#### Written instruction:
Report how many lines of the following entries include the string "pengisian"; respond with the number alone.

#### Provided records:
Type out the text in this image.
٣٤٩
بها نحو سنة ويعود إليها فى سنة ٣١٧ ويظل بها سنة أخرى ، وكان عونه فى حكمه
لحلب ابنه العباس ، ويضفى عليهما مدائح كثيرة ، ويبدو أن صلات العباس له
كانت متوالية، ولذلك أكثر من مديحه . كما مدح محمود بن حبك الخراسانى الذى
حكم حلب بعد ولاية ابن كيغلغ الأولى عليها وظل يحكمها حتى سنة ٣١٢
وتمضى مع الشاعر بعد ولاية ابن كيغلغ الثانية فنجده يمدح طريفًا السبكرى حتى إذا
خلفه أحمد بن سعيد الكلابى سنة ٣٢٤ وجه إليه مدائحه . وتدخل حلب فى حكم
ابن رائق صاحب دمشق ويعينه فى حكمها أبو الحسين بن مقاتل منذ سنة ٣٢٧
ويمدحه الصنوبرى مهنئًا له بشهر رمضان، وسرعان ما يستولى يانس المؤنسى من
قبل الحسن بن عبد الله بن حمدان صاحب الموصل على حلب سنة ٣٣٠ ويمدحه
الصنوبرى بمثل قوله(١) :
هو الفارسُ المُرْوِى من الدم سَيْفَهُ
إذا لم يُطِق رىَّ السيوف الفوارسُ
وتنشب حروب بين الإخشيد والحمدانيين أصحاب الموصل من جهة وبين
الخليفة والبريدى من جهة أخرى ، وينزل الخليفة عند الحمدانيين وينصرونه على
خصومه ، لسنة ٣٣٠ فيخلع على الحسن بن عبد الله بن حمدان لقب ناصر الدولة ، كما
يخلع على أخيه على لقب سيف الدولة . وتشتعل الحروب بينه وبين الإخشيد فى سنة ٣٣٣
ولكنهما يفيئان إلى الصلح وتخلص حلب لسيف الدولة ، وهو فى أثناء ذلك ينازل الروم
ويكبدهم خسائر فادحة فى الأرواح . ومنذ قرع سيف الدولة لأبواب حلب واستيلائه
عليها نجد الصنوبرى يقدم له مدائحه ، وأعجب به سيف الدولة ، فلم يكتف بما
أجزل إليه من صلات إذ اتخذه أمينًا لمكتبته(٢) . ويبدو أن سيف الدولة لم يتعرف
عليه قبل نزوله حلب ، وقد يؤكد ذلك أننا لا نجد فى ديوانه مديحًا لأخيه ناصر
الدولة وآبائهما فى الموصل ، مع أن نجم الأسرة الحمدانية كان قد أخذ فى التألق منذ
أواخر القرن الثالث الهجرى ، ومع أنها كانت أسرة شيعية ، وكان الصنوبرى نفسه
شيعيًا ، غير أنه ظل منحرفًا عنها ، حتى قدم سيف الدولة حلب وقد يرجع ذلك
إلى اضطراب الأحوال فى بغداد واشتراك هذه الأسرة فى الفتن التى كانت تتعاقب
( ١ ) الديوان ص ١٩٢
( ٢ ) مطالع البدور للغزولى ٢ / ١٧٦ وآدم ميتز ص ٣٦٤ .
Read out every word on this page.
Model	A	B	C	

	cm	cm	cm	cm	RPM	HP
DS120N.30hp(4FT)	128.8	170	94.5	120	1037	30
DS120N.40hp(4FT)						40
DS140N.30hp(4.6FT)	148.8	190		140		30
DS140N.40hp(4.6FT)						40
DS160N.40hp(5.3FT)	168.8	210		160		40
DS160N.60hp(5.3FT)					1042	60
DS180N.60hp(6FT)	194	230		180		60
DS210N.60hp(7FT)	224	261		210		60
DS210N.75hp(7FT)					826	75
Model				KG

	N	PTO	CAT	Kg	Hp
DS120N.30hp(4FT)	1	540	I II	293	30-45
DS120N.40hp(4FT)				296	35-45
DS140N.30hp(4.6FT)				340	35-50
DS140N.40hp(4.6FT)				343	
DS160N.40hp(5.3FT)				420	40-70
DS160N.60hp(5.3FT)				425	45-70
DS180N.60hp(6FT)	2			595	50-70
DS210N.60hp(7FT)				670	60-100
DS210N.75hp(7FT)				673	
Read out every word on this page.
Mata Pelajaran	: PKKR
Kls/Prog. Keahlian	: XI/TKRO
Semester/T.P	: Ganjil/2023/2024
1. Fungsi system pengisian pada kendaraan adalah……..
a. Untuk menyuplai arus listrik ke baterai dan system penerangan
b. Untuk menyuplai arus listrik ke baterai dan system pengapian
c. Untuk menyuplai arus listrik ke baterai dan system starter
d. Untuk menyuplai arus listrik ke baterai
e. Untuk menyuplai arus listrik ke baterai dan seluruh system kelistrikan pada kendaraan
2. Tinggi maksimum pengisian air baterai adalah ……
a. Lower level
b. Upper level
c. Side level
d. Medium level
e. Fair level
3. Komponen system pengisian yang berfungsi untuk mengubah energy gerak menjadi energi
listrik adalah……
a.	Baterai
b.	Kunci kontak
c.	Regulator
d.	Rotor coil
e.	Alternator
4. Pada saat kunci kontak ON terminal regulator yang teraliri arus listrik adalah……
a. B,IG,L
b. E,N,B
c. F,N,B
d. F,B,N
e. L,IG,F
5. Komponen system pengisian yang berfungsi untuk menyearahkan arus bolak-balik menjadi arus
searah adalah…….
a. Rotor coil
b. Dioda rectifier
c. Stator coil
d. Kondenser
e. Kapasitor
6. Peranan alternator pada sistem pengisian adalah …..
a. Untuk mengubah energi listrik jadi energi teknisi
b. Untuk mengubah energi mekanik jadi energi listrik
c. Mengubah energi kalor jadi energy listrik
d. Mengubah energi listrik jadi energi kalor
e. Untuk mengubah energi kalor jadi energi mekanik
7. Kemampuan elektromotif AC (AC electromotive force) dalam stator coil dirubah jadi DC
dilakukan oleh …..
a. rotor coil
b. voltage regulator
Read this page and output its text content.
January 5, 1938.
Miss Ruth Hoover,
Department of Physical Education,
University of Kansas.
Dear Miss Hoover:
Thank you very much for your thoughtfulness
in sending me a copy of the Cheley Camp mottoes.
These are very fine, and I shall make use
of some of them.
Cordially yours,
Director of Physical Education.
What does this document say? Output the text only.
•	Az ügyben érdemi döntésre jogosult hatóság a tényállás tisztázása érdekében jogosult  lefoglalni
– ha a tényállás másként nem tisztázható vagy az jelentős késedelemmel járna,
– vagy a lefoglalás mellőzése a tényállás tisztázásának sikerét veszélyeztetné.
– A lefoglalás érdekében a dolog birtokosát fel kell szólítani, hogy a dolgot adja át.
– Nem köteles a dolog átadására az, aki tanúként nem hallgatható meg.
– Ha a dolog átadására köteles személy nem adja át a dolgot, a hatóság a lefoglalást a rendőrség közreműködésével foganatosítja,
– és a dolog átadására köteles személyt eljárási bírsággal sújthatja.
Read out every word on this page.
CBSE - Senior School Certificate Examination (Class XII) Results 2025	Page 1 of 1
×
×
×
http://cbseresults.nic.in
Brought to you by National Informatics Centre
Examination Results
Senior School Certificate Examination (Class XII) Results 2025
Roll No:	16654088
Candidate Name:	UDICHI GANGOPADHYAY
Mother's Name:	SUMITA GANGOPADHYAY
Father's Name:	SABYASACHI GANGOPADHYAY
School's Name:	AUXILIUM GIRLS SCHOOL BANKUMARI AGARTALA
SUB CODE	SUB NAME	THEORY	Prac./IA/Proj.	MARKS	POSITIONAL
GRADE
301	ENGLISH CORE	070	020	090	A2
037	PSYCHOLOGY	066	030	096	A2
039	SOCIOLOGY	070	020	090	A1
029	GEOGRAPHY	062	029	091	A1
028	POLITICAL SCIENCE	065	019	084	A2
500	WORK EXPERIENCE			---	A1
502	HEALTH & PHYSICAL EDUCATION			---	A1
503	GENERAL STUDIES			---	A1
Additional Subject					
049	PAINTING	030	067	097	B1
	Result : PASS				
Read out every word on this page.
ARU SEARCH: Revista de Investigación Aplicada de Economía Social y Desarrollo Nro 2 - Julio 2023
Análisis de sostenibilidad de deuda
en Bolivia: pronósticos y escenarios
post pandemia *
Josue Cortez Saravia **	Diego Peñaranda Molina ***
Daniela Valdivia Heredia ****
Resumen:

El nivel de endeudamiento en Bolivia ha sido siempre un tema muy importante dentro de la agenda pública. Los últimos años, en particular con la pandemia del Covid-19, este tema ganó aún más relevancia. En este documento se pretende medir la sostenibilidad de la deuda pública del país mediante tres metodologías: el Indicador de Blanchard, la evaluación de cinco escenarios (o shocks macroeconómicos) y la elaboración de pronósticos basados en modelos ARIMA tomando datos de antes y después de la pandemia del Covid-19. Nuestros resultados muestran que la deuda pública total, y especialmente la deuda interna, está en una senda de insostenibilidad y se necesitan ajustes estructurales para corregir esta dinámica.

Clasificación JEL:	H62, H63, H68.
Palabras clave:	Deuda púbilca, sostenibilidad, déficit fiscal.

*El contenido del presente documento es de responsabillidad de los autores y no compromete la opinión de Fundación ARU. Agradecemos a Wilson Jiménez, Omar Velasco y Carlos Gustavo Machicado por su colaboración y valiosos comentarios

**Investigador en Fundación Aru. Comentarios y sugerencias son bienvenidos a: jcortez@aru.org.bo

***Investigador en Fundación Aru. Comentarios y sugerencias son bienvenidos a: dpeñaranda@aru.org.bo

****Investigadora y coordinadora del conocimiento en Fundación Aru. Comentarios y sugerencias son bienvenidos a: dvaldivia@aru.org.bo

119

#### Problem solution:
5